# What is being asked
Copy out each line exactly as it appears.

· · · · ·

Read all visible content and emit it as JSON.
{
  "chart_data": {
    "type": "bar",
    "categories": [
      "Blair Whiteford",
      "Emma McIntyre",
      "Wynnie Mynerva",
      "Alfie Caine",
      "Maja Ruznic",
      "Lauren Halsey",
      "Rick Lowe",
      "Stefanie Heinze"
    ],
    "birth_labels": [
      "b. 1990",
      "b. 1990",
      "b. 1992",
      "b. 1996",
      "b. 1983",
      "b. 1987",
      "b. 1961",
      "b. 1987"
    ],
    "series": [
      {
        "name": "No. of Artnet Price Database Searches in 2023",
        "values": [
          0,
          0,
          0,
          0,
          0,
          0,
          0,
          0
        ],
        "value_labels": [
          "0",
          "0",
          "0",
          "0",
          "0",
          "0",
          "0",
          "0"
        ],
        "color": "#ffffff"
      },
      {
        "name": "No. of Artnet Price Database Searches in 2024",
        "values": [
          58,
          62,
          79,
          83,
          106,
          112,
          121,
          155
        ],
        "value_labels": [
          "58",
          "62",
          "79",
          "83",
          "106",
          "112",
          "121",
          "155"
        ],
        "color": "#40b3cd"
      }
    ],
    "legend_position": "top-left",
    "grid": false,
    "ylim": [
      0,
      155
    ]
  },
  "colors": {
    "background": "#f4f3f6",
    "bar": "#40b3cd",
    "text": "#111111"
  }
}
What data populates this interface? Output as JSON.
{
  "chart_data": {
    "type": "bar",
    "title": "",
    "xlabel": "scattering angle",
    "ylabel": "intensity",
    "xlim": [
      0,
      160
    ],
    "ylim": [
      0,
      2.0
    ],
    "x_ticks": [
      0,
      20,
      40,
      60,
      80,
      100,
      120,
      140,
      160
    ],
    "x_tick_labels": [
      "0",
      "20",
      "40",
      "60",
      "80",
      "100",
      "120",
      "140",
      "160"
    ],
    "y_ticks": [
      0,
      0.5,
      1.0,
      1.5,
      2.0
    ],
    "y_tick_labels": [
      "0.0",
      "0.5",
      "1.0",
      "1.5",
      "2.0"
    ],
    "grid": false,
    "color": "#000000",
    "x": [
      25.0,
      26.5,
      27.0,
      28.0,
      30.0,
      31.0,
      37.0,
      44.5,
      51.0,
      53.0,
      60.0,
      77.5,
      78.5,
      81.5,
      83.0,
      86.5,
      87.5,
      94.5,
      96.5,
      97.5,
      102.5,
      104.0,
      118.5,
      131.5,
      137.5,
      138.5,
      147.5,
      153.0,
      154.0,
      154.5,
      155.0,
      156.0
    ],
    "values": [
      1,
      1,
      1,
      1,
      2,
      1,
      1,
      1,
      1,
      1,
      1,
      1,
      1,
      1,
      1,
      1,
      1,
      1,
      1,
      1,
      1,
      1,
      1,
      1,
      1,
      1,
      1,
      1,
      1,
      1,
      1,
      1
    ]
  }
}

· · · · ·

# Full response
Read all visible content and emit it as JSON.
{
  "chart_data": {
    "type": "bar",
    "categories": [
      "Blair Whiteford",
      "Emma McIntyre",
      "Wynnie Mynerva",
      "Alfie Caine",
      "Maja Ruznic",
      "Lauren Halsey",
      "Rick Lowe",
      "Stefanie Heinze"
    ],
    "birth_labels": [
      "b. 1990",
      "b. 1990",
      "b. 1992",
      "b. 1996",
      "b. 1983",
      "b. 1987",
      "b. 1961",
      "b. 1987"
    ],
    "series": [
      {
        "name": "No. of Artnet Price Database Searches in 2023",
        "values": [
          0,
          0,
          0,
          0,
          0,
          0,
          0,
          0
        ],
        "value_labels": [
          "0",
          "0",
          "0",
          "0",
          "0",
          "0",
          "0",
          "0"
        ],
        "color": "#ffffff"
      },
      {
        "name": "No. of Artnet Price Database Searches in 2024",
        "values": [
          58,
          62,
          79,
          83,
          106,
          112,
          121,
          155
        ],
        "value_labels": [
          "58",
          "62",
          "79",
          "83",
          "106",
          "112",
          "121",
          "155"
        ],
        "color": "#40b3cd"
      }
    ],
    "legend_position": "top-left",
    "grid": false,
    "ylim": [
      0,
      155
    ]
  },
  "colors": {
    "background": "#f4f3f6",
    "bar": "#40b3cd",
    "text": "#111111"
  }
}
What data populates this interface? Output as JSON.
{
  "chart_data": {
    "type": "bar",
    "title": "",
    "xlabel": "scattering angle",
    "ylabel": "intensity",
    "xlim": [
      0,
      160
    ],
    "ylim": [
      0,
      2.0
    ],
    "x_ticks": [
      0,
      20,
      40,
      60,
      80,
      100,
      120,
      140,
      160
    ],
    "x_tick_labels": [
      "0",
      "20",
      "40",
      "60",
      "80",
      "100",
      "120",
      "140",
      "160"
    ],
    "y_ticks": [
      0,
      0.5,
      1.0,
      1.5,
      2.0
    ],
    "y_tick_labels": [
      "0.0",
      "0.5",
      "1.0",
      "1.5",
      "2.0"
    ],
    "grid": false,
    "color": "#000000",
    "x": [
      25.0,
      26.5,
      27.0,
      28.0,
      30.0,
      31.0,
      37.0,
      44.5,
      51.0,
      53.0,
      60.0,
      77.5,
      78.5,
      81.5,
      83.0,
      86.5,
      87.5,
      94.5,
      96.5,
      97.5,
      102.5,
      104.0,
      118.5,
      131.5,
      137.5,
      138.5,
      147.5,
      153.0,
      154.0,
      154.5,
      155.0,
      156.0
    ],
    "values": [
      1,
      1,
      1,
      1,
      2,
      1,
      1,
      1,
      1,
      1,
      1,
      1,
      1,
      1,
      1,
      1,
      1,
      1,
      1,
      1,
      1,
      1,
      1,
      1,
      1,
      1,
      1,
      1,
      1,
      1,
      1,
      1
    ]
  }
}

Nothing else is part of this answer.